Every record that follows must be duplicated exactly, with images left out.

=== DATASET ===

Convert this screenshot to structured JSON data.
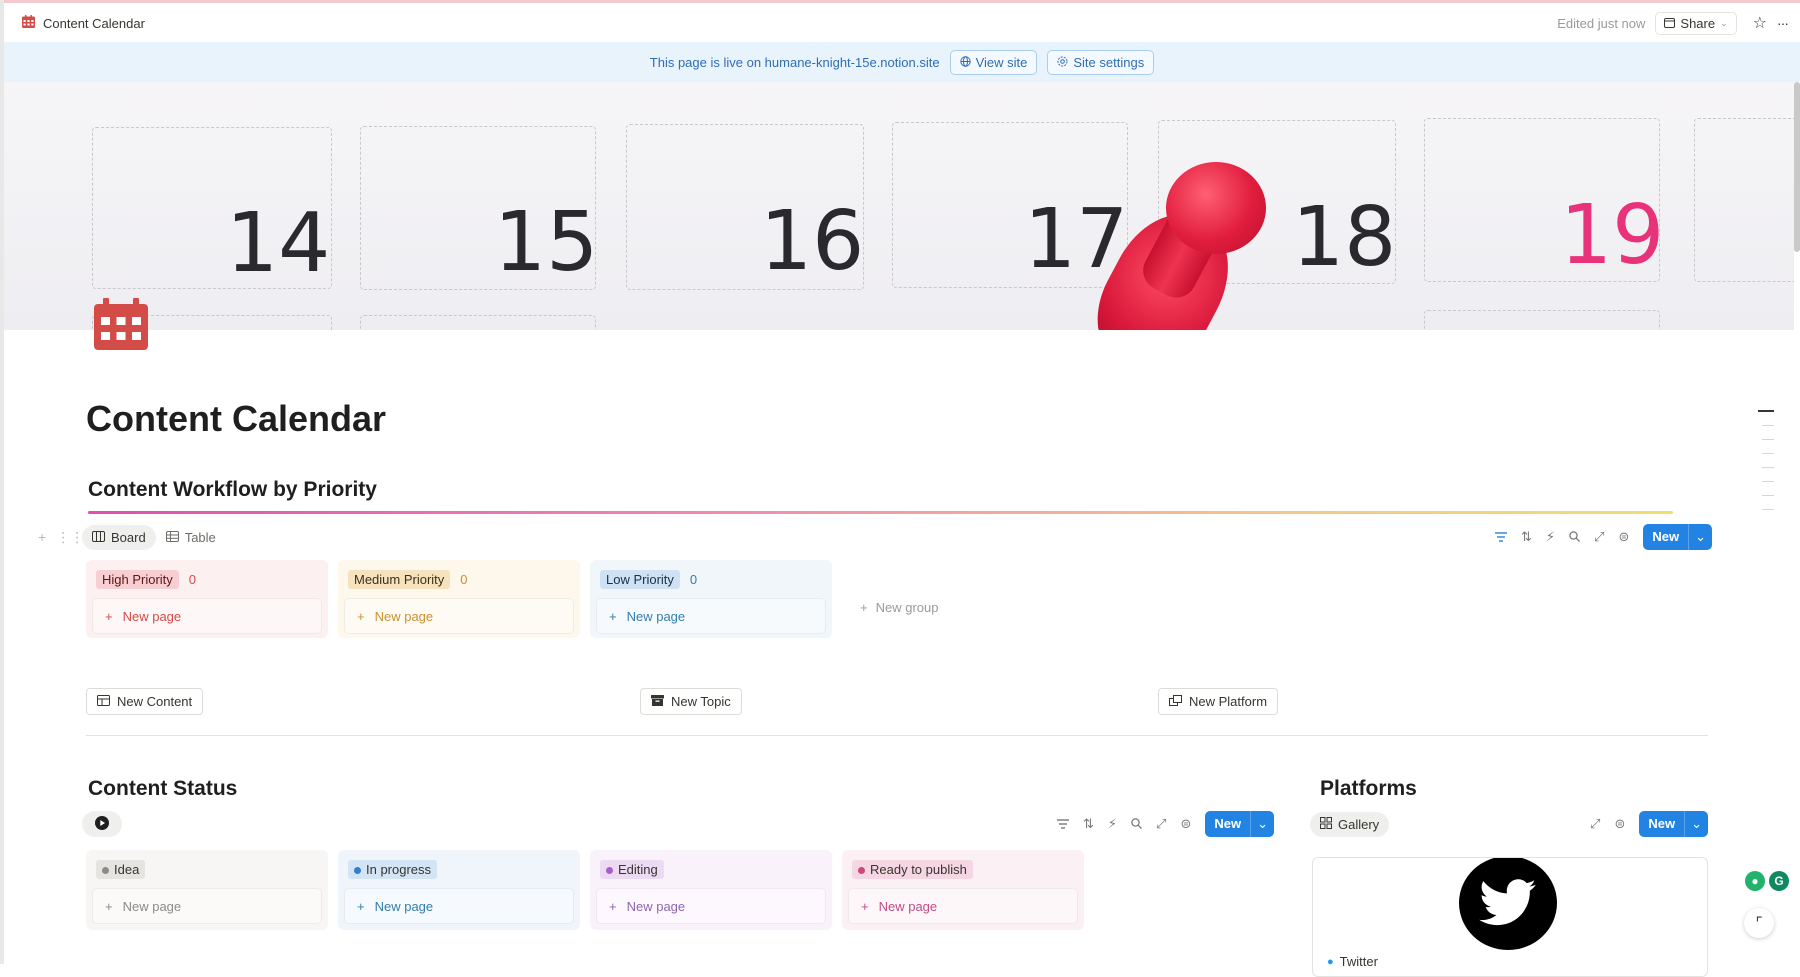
{
  "topbar": {
    "page_title": "Content Calendar",
    "edited": "Edited just now",
    "share_label": "Share",
    "more_label": "···"
  },
  "banner": {
    "message": "This page is live on humane-knight-15e.notion.site",
    "view_site": "View site",
    "site_settings": "Site settings"
  },
  "cover": {
    "dates": [
      "14",
      "15",
      "16",
      "17",
      "18",
      "19"
    ],
    "accent_date_color": "#e8337a"
  },
  "page": {
    "title": "Content Calendar"
  },
  "workflow": {
    "heading": "Content Workflow by Priority",
    "tabs": [
      {
        "label": "Board"
      },
      {
        "label": "Table"
      }
    ],
    "new_label": "New",
    "groups": [
      {
        "name": "High Priority",
        "count": "0",
        "new_page": "New page",
        "bg": "#fdf0f1",
        "tag_bg": "#f7cfd3",
        "tag_color": "#5d1715",
        "accent": "#d44c47"
      },
      {
        "name": "Medium Priority",
        "count": "0",
        "new_page": "New page",
        "bg": "#fdf7ec",
        "tag_bg": "#f6e3bd",
        "tag_color": "#402c1b",
        "accent": "#cb912f"
      },
      {
        "name": "Low Priority",
        "count": "0",
        "new_page": "New page",
        "bg": "#f1f6fb",
        "tag_bg": "#cfe2f3",
        "tag_color": "#183347",
        "accent": "#337ea9"
      }
    ],
    "new_group": "New group"
  },
  "quick_buttons": {
    "new_content": "New Content",
    "new_topic": "New Topic",
    "new_platform": "New Platform"
  },
  "content_status": {
    "heading": "Content Status",
    "new_label": "New",
    "groups": [
      {
        "name": "Idea",
        "new_page": "New page",
        "bg": "#f8f6f5",
        "tag_bg": "#e6e4e1",
        "dot": "#8c8b87",
        "accent": "#8c8b87"
      },
      {
        "name": "In progress",
        "new_page": "New page",
        "bg": "#eff5fb",
        "tag_bg": "#d3e5f4",
        "dot": "#2f7fd0",
        "accent": "#337ea9"
      },
      {
        "name": "Editing",
        "new_page": "New page",
        "bg": "#f9f2fb",
        "tag_bg": "#ecd9f2",
        "dot": "#a660c7",
        "accent": "#9065b0"
      },
      {
        "name": "Ready to publish",
        "new_page": "New page",
        "bg": "#fbf1f5",
        "tag_bg": "#f5d6e3",
        "dot": "#d4447f",
        "accent": "#c14c8a"
      }
    ]
  },
  "platforms": {
    "heading": "Platforms",
    "view_label": "Gallery",
    "new_label": "New",
    "cards": [
      {
        "name": "Twitter"
      }
    ]
  }
}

===

WORKED ANSWER ->
Convert this screenshot to structured JSON data.
{
  "topbar": {
    "page_title": "Content Calendar",
    "edited": "Edited just now",
    "share_label": "Share",
    "more_label": "···"
  },
  "banner": {
    "message": "This page is live on humane-knight-15e.notion.site",
    "view_site": "View site",
    "site_settings": "Site settings"
  },
  "cover": {
    "dates": [
      "14",
      "15",
      "16",
      "17",
      "18",
      "19"
    ],
    "accent_date_color": "#e8337a"
  },
  "page": {
    "title": "Content Calendar"
  },
  "workflow": {
    "heading": "Content Workflow by Priority",
    "tabs": [
      {
        "label": "Board"
      },
      {
        "label": "Table"
      }
    ],
    "new_label": "New",
    "groups": [
      {
        "name": "High Priority",
        "count": "0",
        "new_page": "New page",
        "bg": "#fdf0f1",
        "tag_bg": "#f7cfd3",
        "tag_color": "#5d1715",
        "accent": "#d44c47"
      },
      {
        "name": "Medium Priority",
        "count": "0",
        "new_page": "New page",
        "bg": "#fdf7ec",
        "tag_bg": "#f6e3bd",
        "tag_color": "#402c1b",
        "accent": "#cb912f"
      },
      {
        "name": "Low Priority",
        "count": "0",
        "new_page": "New page",
        "bg": "#f1f6fb",
        "tag_bg": "#cfe2f3",
        "tag_color": "#183347",
        "accent": "#337ea9"
      }
    ],
    "new_group": "New group"
  },
  "quick_buttons": {
    "new_content": "New Content",
    "new_topic": "New Topic",
    "new_platform": "New Platform"
  },
  "content_status": {
    "heading": "Content Status",
    "new_label": "New",
    "groups": [
      {
        "name": "Idea",
        "new_page": "New page",
        "bg": "#f8f6f5",
        "tag_bg": "#e6e4e1",
        "dot": "#8c8b87",
        "accent": "#8c8b87"
      },
      {
        "name": "In progress",
        "new_page": "New page",
        "bg": "#eff5fb",
        "tag_bg": "#d3e5f4",
        "dot": "#2f7fd0",
        "accent": "#337ea9"
      },
      {
        "name": "Editing",
        "new_page": "New page",
        "bg": "#f9f2fb",
        "tag_bg": "#ecd9f2",
        "dot": "#a660c7",
        "accent": "#9065b0"
      },
      {
        "name": "Ready to publish",
        "new_page": "New page",
        "bg": "#fbf1f5",
        "tag_bg": "#f5d6e3",
        "dot": "#d4447f",
        "accent": "#c14c8a"
      }
    ]
  },
  "platforms": {
    "heading": "Platforms",
    "view_label": "Gallery",
    "new_label": "New",
    "cards": [
      {
        "name": "Twitter"
      }
    ]
  }
}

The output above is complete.